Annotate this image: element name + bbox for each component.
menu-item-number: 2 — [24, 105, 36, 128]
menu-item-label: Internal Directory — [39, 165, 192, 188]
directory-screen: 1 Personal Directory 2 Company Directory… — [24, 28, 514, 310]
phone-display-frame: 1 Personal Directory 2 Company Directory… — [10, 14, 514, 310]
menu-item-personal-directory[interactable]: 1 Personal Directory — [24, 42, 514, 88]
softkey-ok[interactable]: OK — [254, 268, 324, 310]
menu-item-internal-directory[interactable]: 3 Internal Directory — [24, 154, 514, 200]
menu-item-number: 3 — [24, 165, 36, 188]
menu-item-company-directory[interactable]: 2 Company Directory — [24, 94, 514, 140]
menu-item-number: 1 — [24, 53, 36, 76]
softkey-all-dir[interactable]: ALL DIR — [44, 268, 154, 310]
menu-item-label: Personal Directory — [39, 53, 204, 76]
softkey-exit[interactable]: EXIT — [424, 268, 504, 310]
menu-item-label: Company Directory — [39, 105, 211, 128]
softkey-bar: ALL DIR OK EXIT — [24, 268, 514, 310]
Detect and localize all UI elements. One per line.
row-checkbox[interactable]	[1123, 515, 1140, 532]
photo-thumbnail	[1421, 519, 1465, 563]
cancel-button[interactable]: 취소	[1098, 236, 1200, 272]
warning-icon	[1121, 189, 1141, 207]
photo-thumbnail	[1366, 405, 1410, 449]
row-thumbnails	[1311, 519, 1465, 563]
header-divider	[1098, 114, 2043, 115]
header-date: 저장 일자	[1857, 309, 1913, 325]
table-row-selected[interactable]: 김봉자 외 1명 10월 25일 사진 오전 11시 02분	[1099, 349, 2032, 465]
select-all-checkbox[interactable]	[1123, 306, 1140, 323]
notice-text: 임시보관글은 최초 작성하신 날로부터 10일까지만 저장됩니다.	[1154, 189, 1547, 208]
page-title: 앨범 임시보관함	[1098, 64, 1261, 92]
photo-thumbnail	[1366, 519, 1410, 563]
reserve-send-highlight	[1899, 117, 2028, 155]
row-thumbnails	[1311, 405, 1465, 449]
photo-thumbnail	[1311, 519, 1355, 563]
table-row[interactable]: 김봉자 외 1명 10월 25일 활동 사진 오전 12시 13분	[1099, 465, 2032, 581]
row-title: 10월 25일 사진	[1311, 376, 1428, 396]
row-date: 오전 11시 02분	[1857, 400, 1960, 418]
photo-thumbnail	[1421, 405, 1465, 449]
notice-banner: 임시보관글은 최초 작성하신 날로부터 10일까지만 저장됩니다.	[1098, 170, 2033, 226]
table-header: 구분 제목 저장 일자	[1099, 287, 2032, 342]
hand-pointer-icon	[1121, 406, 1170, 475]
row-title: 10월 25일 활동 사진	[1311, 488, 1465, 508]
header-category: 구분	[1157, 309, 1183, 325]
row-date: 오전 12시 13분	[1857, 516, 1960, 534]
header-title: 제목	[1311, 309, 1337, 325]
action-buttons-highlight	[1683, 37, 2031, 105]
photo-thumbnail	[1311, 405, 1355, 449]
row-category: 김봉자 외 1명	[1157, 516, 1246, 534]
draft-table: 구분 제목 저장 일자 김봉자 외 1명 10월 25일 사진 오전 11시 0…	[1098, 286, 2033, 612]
* * * *
• Problem statement: Quote all of the material word for word.

• Completed task:
Annotate this image: element name + bbox for each component.
menu-item-number: 2 — [24, 105, 36, 128]
menu-item-label: Internal Directory — [39, 165, 192, 188]
directory-screen: 1 Personal Directory 2 Company Directory… — [24, 28, 514, 310]
phone-display-frame: 1 Personal Directory 2 Company Directory… — [10, 14, 514, 310]
menu-item-personal-directory[interactable]: 1 Personal Directory — [24, 42, 514, 88]
softkey-ok[interactable]: OK — [254, 268, 324, 310]
menu-item-internal-directory[interactable]: 3 Internal Directory — [24, 154, 514, 200]
menu-item-number: 3 — [24, 165, 36, 188]
menu-item-company-directory[interactable]: 2 Company Directory — [24, 94, 514, 140]
menu-item-number: 1 — [24, 53, 36, 76]
softkey-all-dir[interactable]: ALL DIR — [44, 268, 154, 310]
menu-item-label: Personal Directory — [39, 53, 204, 76]
softkey-exit[interactable]: EXIT — [424, 268, 504, 310]
menu-item-label: Company Directory — [39, 105, 211, 128]
softkey-bar: ALL DIR OK EXIT — [24, 268, 514, 310]
Detect and localize all UI elements. One per line.
row-checkbox[interactable]	[1123, 515, 1140, 532]
photo-thumbnail	[1421, 519, 1465, 563]
cancel-button[interactable]: 취소	[1098, 236, 1200, 272]
warning-icon	[1121, 189, 1141, 207]
photo-thumbnail	[1366, 405, 1410, 449]
row-thumbnails	[1311, 519, 1465, 563]
header-divider	[1098, 114, 2043, 115]
header-date: 저장 일자	[1857, 309, 1913, 325]
table-row-selected[interactable]: 김봉자 외 1명 10월 25일 사진 오전 11시 02분	[1099, 349, 2032, 465]
select-all-checkbox[interactable]	[1123, 306, 1140, 323]
notice-text: 임시보관글은 최초 작성하신 날로부터 10일까지만 저장됩니다.	[1154, 189, 1547, 208]
page-title: 앨범 임시보관함	[1098, 64, 1261, 92]
photo-thumbnail	[1366, 519, 1410, 563]
reserve-send-highlight	[1899, 117, 2028, 155]
row-thumbnails	[1311, 405, 1465, 449]
photo-thumbnail	[1311, 519, 1355, 563]
table-row[interactable]: 김봉자 외 1명 10월 25일 활동 사진 오전 12시 13분	[1099, 465, 2032, 581]
row-title: 10월 25일 사진	[1311, 376, 1428, 396]
row-date: 오전 11시 02분	[1857, 400, 1960, 418]
photo-thumbnail	[1421, 405, 1465, 449]
notice-banner: 임시보관글은 최초 작성하신 날로부터 10일까지만 저장됩니다.	[1098, 170, 2033, 226]
table-header: 구분 제목 저장 일자	[1099, 287, 2032, 342]
hand-pointer-icon	[1121, 406, 1170, 475]
row-title: 10월 25일 활동 사진	[1311, 488, 1465, 508]
header-category: 구분	[1157, 309, 1183, 325]
row-date: 오전 12시 13분	[1857, 516, 1960, 534]
header-title: 제목	[1311, 309, 1337, 325]
action-buttons-highlight	[1683, 37, 2031, 105]
photo-thumbnail	[1311, 405, 1355, 449]
row-category: 김봉자 외 1명	[1157, 516, 1246, 534]
draft-table: 구분 제목 저장 일자 김봉자 외 1명 10월 25일 사진 오전 11시 0…	[1098, 286, 2033, 612]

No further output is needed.